(Data records)
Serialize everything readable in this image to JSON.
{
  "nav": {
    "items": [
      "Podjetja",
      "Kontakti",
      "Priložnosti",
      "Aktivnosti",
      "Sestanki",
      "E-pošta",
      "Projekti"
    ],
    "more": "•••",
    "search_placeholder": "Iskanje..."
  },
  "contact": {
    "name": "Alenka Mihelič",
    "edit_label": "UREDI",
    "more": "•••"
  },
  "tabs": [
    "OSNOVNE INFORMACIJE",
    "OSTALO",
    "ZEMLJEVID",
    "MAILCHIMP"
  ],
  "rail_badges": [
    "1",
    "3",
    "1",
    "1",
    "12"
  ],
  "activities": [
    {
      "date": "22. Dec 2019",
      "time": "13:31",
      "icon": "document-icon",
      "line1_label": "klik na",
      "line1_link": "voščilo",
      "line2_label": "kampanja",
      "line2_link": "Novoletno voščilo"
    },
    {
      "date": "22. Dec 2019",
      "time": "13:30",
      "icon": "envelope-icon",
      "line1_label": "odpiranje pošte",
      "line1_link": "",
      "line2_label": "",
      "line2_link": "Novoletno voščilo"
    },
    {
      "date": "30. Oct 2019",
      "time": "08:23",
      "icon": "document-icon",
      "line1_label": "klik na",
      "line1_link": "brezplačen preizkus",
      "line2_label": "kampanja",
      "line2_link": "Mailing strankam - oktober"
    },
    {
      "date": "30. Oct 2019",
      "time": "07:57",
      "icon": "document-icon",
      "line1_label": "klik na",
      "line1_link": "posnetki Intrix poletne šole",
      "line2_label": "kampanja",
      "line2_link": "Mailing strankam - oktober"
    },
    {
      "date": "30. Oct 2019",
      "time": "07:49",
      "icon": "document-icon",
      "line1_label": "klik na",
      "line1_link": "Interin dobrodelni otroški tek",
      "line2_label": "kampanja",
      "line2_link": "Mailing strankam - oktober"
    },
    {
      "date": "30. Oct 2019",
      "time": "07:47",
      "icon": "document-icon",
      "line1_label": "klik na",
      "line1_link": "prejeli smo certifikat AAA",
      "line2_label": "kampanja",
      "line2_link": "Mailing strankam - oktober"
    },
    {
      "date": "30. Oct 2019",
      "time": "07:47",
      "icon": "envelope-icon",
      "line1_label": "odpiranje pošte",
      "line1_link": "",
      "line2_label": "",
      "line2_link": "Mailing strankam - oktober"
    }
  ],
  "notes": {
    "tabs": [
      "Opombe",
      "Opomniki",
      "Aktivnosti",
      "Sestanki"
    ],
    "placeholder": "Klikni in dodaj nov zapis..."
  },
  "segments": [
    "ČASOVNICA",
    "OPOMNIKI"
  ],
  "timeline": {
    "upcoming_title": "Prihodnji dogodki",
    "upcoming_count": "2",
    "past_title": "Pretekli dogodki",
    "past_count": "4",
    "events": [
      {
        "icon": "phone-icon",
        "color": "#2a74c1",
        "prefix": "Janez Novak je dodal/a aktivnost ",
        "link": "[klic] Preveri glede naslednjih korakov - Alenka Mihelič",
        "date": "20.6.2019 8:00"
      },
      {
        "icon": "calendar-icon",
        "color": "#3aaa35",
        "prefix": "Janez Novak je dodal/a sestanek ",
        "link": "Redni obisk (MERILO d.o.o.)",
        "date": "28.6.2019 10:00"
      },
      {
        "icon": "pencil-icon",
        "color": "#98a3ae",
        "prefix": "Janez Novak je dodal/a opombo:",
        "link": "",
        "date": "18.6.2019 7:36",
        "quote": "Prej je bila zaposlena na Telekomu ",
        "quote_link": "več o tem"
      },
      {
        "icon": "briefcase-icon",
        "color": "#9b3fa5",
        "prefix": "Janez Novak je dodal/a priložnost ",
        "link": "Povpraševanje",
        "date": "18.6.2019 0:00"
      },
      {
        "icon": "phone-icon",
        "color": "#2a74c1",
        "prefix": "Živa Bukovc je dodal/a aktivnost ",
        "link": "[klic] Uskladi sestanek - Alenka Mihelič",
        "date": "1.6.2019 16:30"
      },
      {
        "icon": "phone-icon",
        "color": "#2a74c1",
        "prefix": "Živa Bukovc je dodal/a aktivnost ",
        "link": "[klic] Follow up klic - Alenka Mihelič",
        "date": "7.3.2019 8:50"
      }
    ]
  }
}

### REQUIREMENTS
Write out every entry word for word.

### RESPONSE TO THE EXERCISE
Serialize everything readable in this image to JSON.
{
  "nav": {
    "items": [
      "Podjetja",
      "Kontakti",
      "Priložnosti",
      "Aktivnosti",
      "Sestanki",
      "E-pošta",
      "Projekti"
    ],
    "more": "•••",
    "search_placeholder": "Iskanje..."
  },
  "contact": {
    "name": "Alenka Mihelič",
    "edit_label": "UREDI",
    "more": "•••"
  },
  "tabs": [
    "OSNOVNE INFORMACIJE",
    "OSTALO",
    "ZEMLJEVID",
    "MAILCHIMP"
  ],
  "rail_badges": [
    "1",
    "3",
    "1",
    "1",
    "12"
  ],
  "activities": [
    {
      "date": "22. Dec 2019",
      "time": "13:31",
      "icon": "document-icon",
      "line1_label": "klik na",
      "line1_link": "voščilo",
      "line2_label": "kampanja",
      "line2_link": "Novoletno voščilo"
    },
    {
      "date": "22. Dec 2019",
      "time": "13:30",
      "icon": "envelope-icon",
      "line1_label": "odpiranje pošte",
      "line1_link": "",
      "line2_label": "",
      "line2_link": "Novoletno voščilo"
    },
    {
      "date": "30. Oct 2019",
      "time": "08:23",
      "icon": "document-icon",
      "line1_label": "klik na",
      "line1_link": "brezplačen preizkus",
      "line2_label": "kampanja",
      "line2_link": "Mailing strankam - oktober"
    },
    {
      "date": "30. Oct 2019",
      "time": "07:57",
      "icon": "document-icon",
      "line1_label": "klik na",
      "line1_link": "posnetki Intrix poletne šole",
      "line2_label": "kampanja",
      "line2_link": "Mailing strankam - oktober"
    },
    {
      "date": "30. Oct 2019",
      "time": "07:49",
      "icon": "document-icon",
      "line1_label": "klik na",
      "line1_link": "Interin dobrodelni otroški tek",
      "line2_label": "kampanja",
      "line2_link": "Mailing strankam - oktober"
    },
    {
      "date": "30. Oct 2019",
      "time": "07:47",
      "icon": "document-icon",
      "line1_label": "klik na",
      "line1_link": "prejeli smo certifikat AAA",
      "line2_label": "kampanja",
      "line2_link": "Mailing strankam - oktober"
    },
    {
      "date": "30. Oct 2019",
      "time": "07:47",
      "icon": "envelope-icon",
      "line1_label": "odpiranje pošte",
      "line1_link": "",
      "line2_label": "",
      "line2_link": "Mailing strankam - oktober"
    }
  ],
  "notes": {
    "tabs": [
      "Opombe",
      "Opomniki",
      "Aktivnosti",
      "Sestanki"
    ],
    "placeholder": "Klikni in dodaj nov zapis..."
  },
  "segments": [
    "ČASOVNICA",
    "OPOMNIKI"
  ],
  "timeline": {
    "upcoming_title": "Prihodnji dogodki",
    "upcoming_count": "2",
    "past_title": "Pretekli dogodki",
    "past_count": "4",
    "events": [
      {
        "icon": "phone-icon",
        "color": "#2a74c1",
        "prefix": "Janez Novak je dodal/a aktivnost ",
        "link": "[klic] Preveri glede naslednjih korakov - Alenka Mihelič",
        "date": "20.6.2019 8:00"
      },
      {
        "icon": "calendar-icon",
        "color": "#3aaa35",
        "prefix": "Janez Novak je dodal/a sestanek ",
        "link": "Redni obisk (MERILO d.o.o.)",
        "date": "28.6.2019 10:00"
      },
      {
        "icon": "pencil-icon",
        "color": "#98a3ae",
        "prefix": "Janez Novak je dodal/a opombo:",
        "link": "",
        "date": "18.6.2019 7:36",
        "quote": "Prej je bila zaposlena na Telekomu ",
        "quote_link": "več o tem"
      },
      {
        "icon": "briefcase-icon",
        "color": "#9b3fa5",
        "prefix": "Janez Novak je dodal/a priložnost ",
        "link": "Povpraševanje",
        "date": "18.6.2019 0:00"
      },
      {
        "icon": "phone-icon",
        "color": "#2a74c1",
        "prefix": "Živa Bukovc je dodal/a aktivnost ",
        "link": "[klic] Uskladi sestanek - Alenka Mihelič",
        "date": "1.6.2019 16:30"
      },
      {
        "icon": "phone-icon",
        "color": "#2a74c1",
        "prefix": "Živa Bukovc je dodal/a aktivnost ",
        "link": "[klic] Follow up klic - Alenka Mihelič",
        "date": "7.3.2019 8:50"
      }
    ]
  }
}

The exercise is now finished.